Aim of the task >> The entries below should be transcribed in their entirety, exactly as written.

..............................

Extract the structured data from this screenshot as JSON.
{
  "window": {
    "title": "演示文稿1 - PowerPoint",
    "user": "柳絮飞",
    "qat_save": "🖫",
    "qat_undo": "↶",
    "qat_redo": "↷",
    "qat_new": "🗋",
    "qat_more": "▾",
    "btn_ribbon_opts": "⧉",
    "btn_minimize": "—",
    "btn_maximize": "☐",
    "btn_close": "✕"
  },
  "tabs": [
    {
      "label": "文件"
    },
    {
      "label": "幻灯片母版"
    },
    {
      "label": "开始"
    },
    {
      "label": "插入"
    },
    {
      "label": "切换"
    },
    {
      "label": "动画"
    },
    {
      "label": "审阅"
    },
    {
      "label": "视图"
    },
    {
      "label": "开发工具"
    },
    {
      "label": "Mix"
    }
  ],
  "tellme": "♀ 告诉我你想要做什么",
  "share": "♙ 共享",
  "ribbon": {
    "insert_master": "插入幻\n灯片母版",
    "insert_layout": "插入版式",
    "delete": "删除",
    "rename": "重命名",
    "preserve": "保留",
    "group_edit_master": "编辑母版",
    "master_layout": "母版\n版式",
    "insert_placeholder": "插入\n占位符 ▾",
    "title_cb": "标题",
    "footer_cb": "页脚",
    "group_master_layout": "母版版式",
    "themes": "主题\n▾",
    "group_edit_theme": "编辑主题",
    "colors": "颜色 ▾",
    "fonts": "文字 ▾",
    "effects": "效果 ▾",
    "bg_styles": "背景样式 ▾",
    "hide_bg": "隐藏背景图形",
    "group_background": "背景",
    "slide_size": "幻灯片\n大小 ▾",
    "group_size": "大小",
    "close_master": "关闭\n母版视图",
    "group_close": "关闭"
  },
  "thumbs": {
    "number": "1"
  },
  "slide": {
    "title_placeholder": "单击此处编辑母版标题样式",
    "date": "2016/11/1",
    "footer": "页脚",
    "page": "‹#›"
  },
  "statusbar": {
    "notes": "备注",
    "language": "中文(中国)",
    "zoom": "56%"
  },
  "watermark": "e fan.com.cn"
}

..............................

Correct output >>
Extract the structured data from this screenshot as JSON.
{
  "window": {
    "title": "演示文稿1 - PowerPoint",
    "user": "柳絮飞",
    "qat_save": "🖫",
    "qat_undo": "↶",
    "qat_redo": "↷",
    "qat_new": "🗋",
    "qat_more": "▾",
    "btn_ribbon_opts": "⧉",
    "btn_minimize": "—",
    "btn_maximize": "☐",
    "btn_close": "✕"
  },
  "tabs": [
    {
      "label": "文件"
    },
    {
      "label": "幻灯片母版"
    },
    {
      "label": "开始"
    },
    {
      "label": "插入"
    },
    {
      "label": "切换"
    },
    {
      "label": "动画"
    },
    {
      "label": "审阅"
    },
    {
      "label": "视图"
    },
    {
      "label": "开发工具"
    },
    {
      "label": "Mix"
    }
  ],
  "tellme": "♀ 告诉我你想要做什么",
  "share": "♙ 共享",
  "ribbon": {
    "insert_master": "插入幻\n灯片母版",
    "insert_layout": "插入版式",
    "delete": "删除",
    "rename": "重命名",
    "preserve": "保留",
    "group_edit_master": "编辑母版",
    "master_layout": "母版\n版式",
    "insert_placeholder": "插入\n占位符 ▾",
    "title_cb": "标题",
    "footer_cb": "页脚",
    "group_master_layout": "母版版式",
    "themes": "主题\n▾",
    "group_edit_theme": "编辑主题",
    "colors": "颜色 ▾",
    "fonts": "文字 ▾",
    "effects": "效果 ▾",
    "bg_styles": "背景样式 ▾",
    "hide_bg": "隐藏背景图形",
    "group_background": "背景",
    "slide_size": "幻灯片\n大小 ▾",
    "group_size": "大小",
    "close_master": "关闭\n母版视图",
    "group_close": "关闭"
  },
  "thumbs": {
    "number": "1"
  },
  "slide": {
    "title_placeholder": "单击此处编辑母版标题样式",
    "date": "2016/11/1",
    "footer": "页脚",
    "page": "‹#›"
  },
  "statusbar": {
    "notes": "备注",
    "language": "中文(中国)",
    "zoom": "56%"
  },
  "watermark": "e fan.com.cn"
}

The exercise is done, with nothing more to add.